*Your task*.
Read through the data and report every line in which the word "server" occurs.

(Source data)
════════

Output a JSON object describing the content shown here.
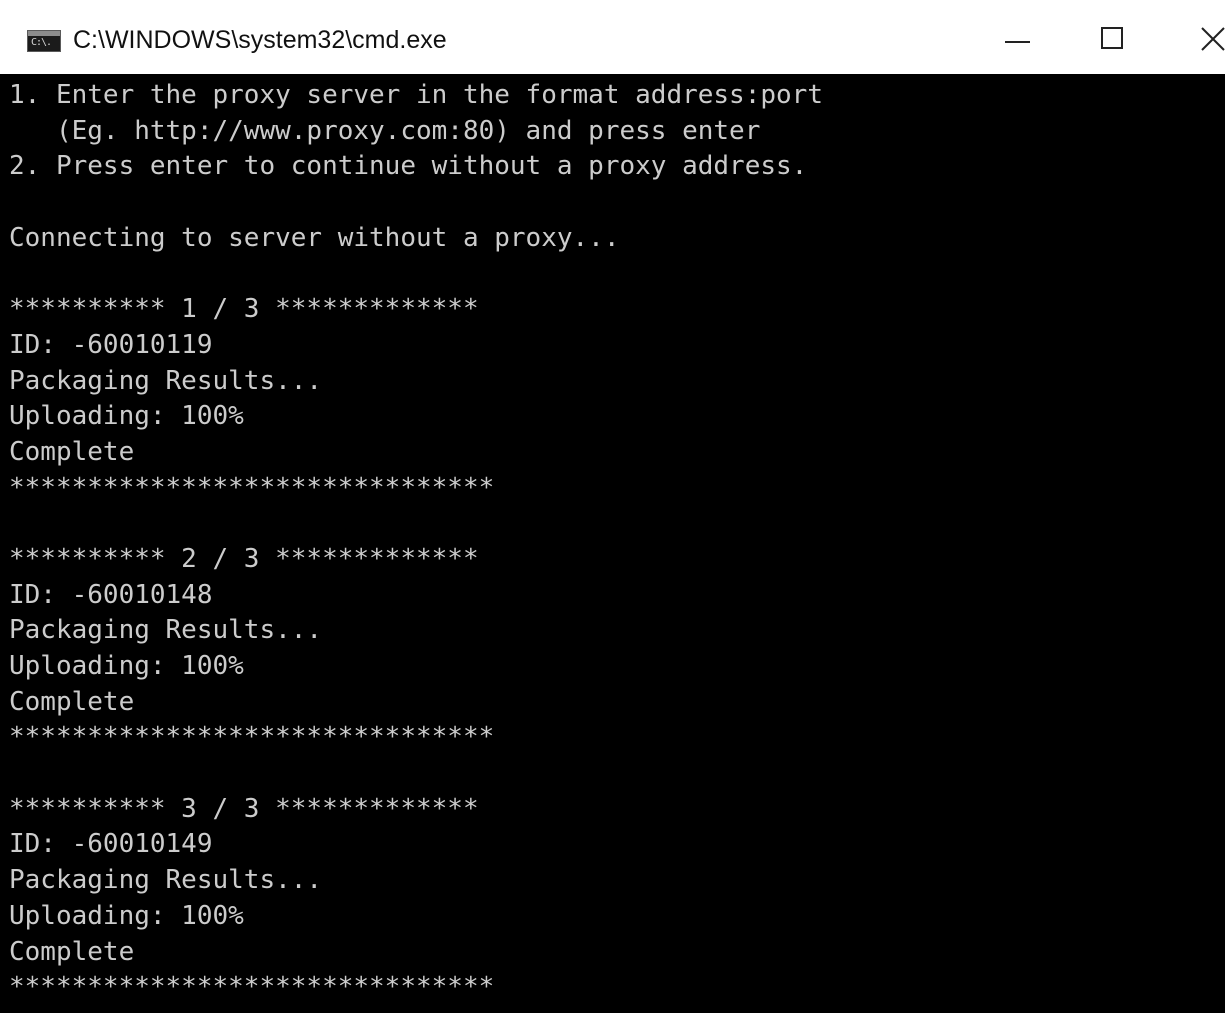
{
  "window": {
    "title": "C:\\WINDOWS\\system32\\cmd.exe",
    "icon": "cmd-icon",
    "icon_glyph": "C:\\."
  },
  "controls": {
    "minimize_icon": "minimize-icon",
    "maximize_icon": "maximize-icon",
    "close_icon": "close-icon"
  },
  "console": {
    "background": "#000000",
    "foreground": "#cccccc",
    "lines": [
      "1. Enter the proxy server in the format address:port",
      "   (Eg. http://www.proxy.com:80) and press enter",
      "2. Press enter to continue without a proxy address.",
      "",
      "Connecting to server without a proxy...",
      "",
      "********** 1 / 3 *************",
      "ID: -60010119",
      "Packaging Results...",
      "Uploading: 100%",
      "Complete",
      "*******************************",
      "",
      "********** 2 / 3 *************",
      "ID: -60010148",
      "Packaging Results...",
      "Uploading: 100%",
      "Complete",
      "*******************************",
      "",
      "********** 3 / 3 *************",
      "ID: -60010149",
      "Packaging Results...",
      "Uploading: 100%",
      "Complete",
      "*******************************"
    ]
  }
}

════════

*Problem solution*.
      "1. Enter the proxy server in the format address:port",
      "Connecting to server without a proxy...",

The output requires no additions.